▶ _Written exercise_
Every line of the data that contains the string "true" must be copied.

▶ _Records for this task_

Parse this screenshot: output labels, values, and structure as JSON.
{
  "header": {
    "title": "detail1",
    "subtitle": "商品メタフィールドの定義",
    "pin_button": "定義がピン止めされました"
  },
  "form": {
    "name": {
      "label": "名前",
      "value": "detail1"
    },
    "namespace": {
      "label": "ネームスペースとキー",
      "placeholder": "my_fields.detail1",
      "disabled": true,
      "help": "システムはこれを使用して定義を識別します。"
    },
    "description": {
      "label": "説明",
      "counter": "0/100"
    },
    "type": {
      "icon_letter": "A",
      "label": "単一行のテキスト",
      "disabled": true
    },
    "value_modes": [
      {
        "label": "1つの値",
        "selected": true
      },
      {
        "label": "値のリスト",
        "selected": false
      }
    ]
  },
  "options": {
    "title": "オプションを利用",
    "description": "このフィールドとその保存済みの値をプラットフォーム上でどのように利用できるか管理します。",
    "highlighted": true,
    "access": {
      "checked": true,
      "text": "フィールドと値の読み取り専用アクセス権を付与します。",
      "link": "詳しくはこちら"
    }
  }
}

▶ _Expected answer_
      "disabled": true,
      "disabled": true
        "selected": true
    "highlighted": true,
      "checked": true,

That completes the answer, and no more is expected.